__INSTRUCTION__.
Replace "x-tick-label" with "horizontal-tick-label" in the records from the line with "x-axis: 1 2" up to and including the line with "legend-label-2016: 2016 —". Give back only those lines, with nothing else changed.

──────── EXERCISE MATERIAL ────────

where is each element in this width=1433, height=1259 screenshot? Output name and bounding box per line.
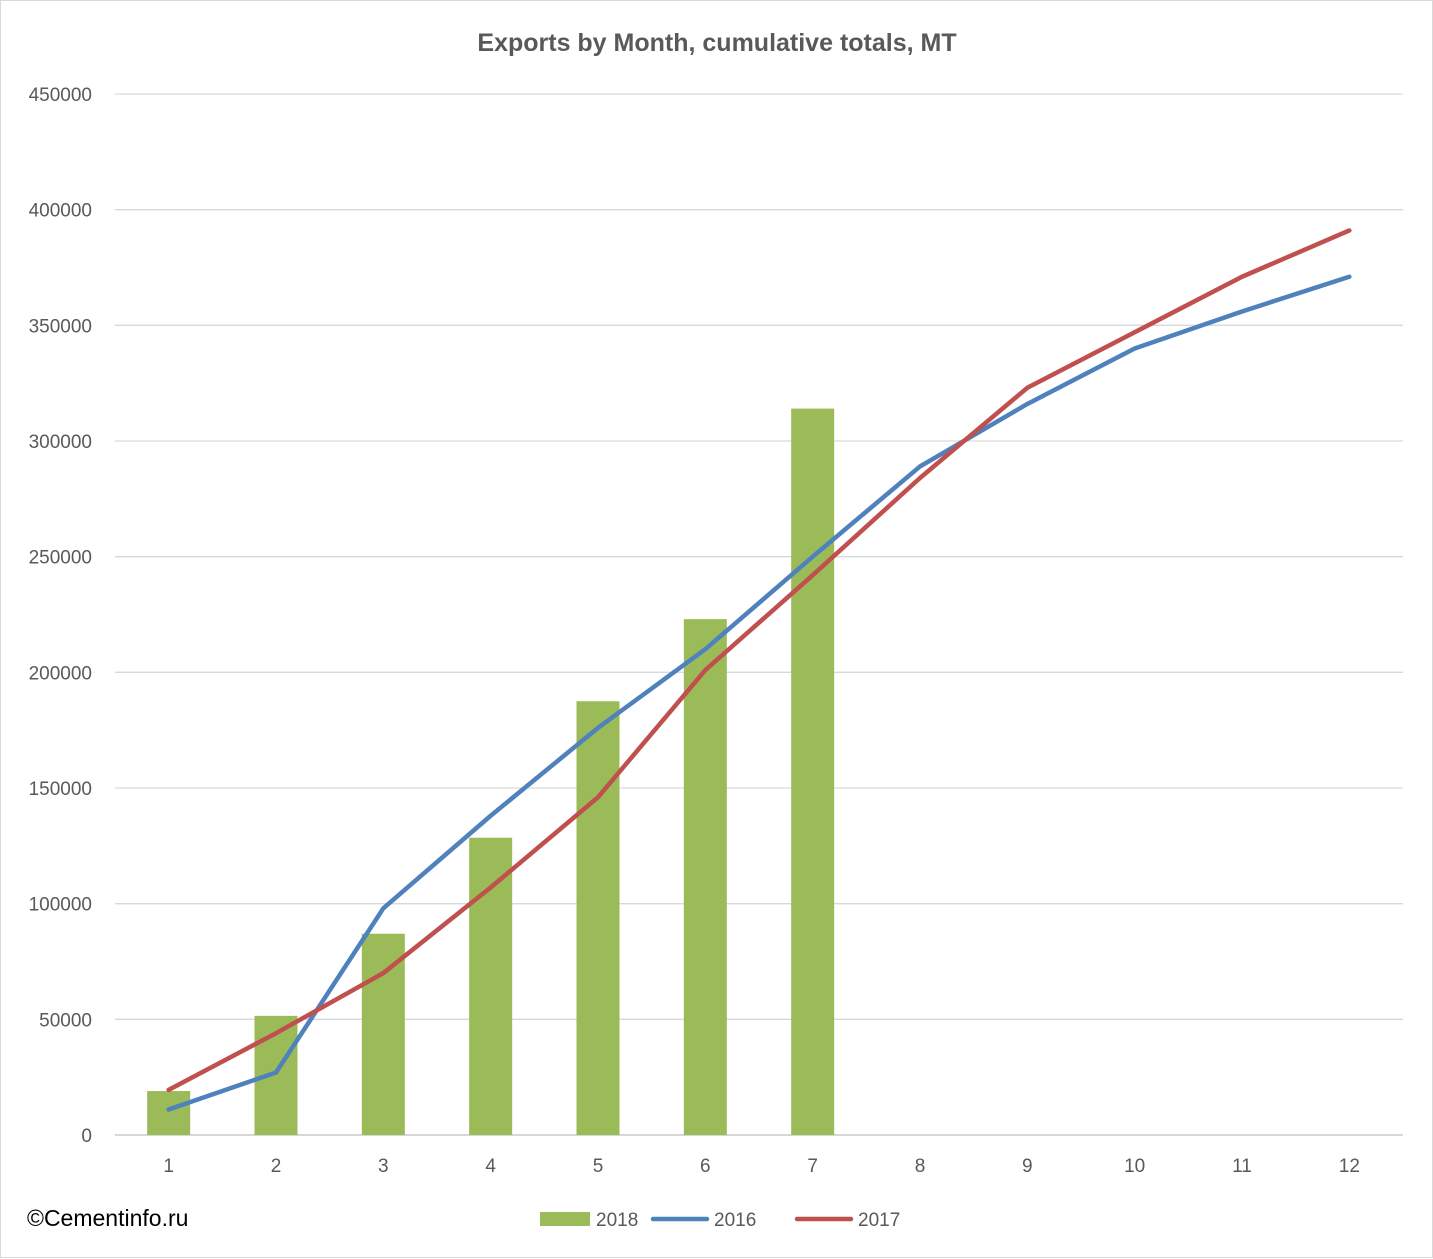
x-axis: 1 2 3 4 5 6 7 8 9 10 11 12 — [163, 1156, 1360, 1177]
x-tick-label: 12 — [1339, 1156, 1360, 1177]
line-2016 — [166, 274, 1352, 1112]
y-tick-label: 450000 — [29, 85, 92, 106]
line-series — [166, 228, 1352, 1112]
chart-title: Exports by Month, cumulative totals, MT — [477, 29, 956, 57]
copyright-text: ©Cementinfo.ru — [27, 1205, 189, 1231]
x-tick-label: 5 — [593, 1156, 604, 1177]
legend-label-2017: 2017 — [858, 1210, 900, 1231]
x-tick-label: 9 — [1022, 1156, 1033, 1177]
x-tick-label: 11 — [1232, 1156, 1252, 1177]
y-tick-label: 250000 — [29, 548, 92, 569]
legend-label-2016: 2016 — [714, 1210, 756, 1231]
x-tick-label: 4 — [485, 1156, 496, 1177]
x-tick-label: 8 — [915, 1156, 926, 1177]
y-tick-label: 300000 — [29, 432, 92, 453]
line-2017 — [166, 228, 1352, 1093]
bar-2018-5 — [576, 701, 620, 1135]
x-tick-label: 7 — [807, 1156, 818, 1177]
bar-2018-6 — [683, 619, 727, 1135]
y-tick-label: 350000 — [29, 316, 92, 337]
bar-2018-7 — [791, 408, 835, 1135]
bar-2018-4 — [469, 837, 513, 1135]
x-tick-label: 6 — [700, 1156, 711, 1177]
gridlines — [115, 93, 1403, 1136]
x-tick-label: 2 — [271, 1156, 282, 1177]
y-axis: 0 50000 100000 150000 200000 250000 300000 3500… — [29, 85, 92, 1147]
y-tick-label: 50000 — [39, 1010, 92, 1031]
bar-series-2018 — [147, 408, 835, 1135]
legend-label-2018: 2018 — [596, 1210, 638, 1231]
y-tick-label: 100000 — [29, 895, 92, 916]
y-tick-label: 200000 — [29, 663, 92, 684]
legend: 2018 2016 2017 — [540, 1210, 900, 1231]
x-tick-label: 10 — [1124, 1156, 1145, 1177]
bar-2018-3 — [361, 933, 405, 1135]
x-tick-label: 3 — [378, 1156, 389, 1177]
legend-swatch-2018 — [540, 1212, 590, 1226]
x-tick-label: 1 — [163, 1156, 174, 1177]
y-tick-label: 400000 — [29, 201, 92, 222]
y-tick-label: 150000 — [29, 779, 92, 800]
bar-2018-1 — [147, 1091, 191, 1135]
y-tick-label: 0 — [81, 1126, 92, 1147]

────────

__THE OUTPUT__.
x-axis: 1 2 3 4 5 6 7 8 9 10 11 12 — [163, 1156, 1360, 1177]
horizontal-tick-label: 12 — [1339, 1156, 1360, 1177]
line-2016 — [166, 274, 1352, 1112]
y-tick-label: 450000 — [29, 85, 92, 106]
line-series — [166, 228, 1352, 1112]
chart-title: Exports by Month, cumulative totals, MT — [477, 29, 956, 57]
copyright-text: ©Cementinfo.ru — [27, 1205, 189, 1231]
horizontal-tick-label: 5 — [593, 1156, 604, 1177]
legend-label-2017: 2017 — [858, 1210, 900, 1231]
horizontal-tick-label: 9 — [1022, 1156, 1033, 1177]
horizontal-tick-label: 11 — [1232, 1156, 1252, 1177]
y-tick-label: 250000 — [29, 548, 92, 569]
legend-label-2016: 2016 — [714, 1210, 756, 1231]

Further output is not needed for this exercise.